__What you have to do__: Rewrite the material from its first line through the line containing "right-column bbox=[330, 44, 576, 597]", putting "enclosing box" in place of "bounding box" and leaving everything else unchanged.

Labeled region entries
-*-*-

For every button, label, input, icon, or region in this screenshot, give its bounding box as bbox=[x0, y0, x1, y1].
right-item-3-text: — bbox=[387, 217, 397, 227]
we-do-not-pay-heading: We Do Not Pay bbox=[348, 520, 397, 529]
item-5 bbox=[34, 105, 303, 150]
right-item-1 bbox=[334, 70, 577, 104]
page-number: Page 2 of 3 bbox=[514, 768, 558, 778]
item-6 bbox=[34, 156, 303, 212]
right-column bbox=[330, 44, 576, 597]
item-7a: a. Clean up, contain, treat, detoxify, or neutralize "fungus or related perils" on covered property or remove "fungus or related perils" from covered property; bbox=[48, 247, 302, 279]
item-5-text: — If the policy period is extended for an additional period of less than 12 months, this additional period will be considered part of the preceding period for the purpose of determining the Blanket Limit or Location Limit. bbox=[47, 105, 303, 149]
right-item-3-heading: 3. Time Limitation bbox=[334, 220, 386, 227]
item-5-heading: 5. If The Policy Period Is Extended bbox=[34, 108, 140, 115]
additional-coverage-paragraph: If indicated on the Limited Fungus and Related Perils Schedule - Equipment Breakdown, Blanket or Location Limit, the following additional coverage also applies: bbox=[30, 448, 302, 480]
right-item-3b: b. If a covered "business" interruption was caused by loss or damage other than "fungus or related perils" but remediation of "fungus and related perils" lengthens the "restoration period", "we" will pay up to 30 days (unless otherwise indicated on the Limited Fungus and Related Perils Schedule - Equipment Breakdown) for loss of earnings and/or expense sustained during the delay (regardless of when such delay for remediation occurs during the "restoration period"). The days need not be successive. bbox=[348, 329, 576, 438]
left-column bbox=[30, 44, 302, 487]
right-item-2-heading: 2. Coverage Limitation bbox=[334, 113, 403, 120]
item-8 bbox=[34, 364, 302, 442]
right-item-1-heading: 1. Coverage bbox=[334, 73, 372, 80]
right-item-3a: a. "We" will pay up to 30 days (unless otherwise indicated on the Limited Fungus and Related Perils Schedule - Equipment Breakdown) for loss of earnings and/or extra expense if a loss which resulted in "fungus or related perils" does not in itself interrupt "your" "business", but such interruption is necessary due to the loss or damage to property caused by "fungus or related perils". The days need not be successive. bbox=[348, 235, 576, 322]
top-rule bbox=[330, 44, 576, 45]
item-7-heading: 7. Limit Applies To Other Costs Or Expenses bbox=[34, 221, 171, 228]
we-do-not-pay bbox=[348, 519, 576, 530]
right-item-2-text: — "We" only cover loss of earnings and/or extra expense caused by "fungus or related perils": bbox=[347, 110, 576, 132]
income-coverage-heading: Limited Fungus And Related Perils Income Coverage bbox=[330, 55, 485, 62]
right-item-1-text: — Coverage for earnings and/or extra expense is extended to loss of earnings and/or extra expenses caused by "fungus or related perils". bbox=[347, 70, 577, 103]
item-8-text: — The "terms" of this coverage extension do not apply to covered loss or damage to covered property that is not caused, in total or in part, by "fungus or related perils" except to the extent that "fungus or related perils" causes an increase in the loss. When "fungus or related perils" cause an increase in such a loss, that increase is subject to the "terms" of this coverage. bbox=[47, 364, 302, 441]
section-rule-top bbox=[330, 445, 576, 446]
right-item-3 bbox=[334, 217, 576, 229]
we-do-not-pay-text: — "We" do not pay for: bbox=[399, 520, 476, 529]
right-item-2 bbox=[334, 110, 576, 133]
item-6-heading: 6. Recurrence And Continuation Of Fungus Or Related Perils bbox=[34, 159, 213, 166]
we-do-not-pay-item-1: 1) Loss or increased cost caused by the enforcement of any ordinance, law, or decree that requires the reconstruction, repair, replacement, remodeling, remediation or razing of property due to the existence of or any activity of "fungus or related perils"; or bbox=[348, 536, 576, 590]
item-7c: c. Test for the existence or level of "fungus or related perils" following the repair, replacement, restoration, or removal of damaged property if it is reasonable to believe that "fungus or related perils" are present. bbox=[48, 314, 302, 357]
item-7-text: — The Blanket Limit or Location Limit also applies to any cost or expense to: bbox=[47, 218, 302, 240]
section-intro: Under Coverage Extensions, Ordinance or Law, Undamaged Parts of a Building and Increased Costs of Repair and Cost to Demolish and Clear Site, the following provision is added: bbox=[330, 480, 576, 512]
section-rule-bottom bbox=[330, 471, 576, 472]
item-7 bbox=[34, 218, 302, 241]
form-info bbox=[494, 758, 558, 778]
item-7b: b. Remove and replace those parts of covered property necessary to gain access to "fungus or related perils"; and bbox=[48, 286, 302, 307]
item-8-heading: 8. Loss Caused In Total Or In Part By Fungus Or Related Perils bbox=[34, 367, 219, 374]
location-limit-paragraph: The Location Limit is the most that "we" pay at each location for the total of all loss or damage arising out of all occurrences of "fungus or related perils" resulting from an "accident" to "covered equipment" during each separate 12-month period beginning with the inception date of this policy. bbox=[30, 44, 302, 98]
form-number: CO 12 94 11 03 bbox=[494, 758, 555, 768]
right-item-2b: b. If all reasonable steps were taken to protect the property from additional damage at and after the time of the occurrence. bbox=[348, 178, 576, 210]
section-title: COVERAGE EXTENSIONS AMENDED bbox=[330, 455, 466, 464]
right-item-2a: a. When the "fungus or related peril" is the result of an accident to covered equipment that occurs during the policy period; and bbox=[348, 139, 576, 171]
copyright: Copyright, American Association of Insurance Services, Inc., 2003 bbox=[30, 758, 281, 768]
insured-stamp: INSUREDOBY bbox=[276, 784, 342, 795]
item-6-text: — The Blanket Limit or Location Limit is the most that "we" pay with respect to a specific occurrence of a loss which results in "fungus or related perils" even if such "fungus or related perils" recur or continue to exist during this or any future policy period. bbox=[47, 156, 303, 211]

-*-*-

__Answer to this task__:
For every button, label, input, icon, or region in this screenshot, give its enclosing box as bbox=[x0, y0, x1, y1].
right-item-3-text: — bbox=[387, 217, 397, 227]
we-do-not-pay-heading: We Do Not Pay bbox=[348, 520, 397, 529]
item-5 bbox=[34, 105, 303, 150]
right-item-1 bbox=[334, 70, 577, 104]
page-number: Page 2 of 3 bbox=[514, 768, 558, 778]
item-6 bbox=[34, 156, 303, 212]
right-column bbox=[330, 44, 576, 597]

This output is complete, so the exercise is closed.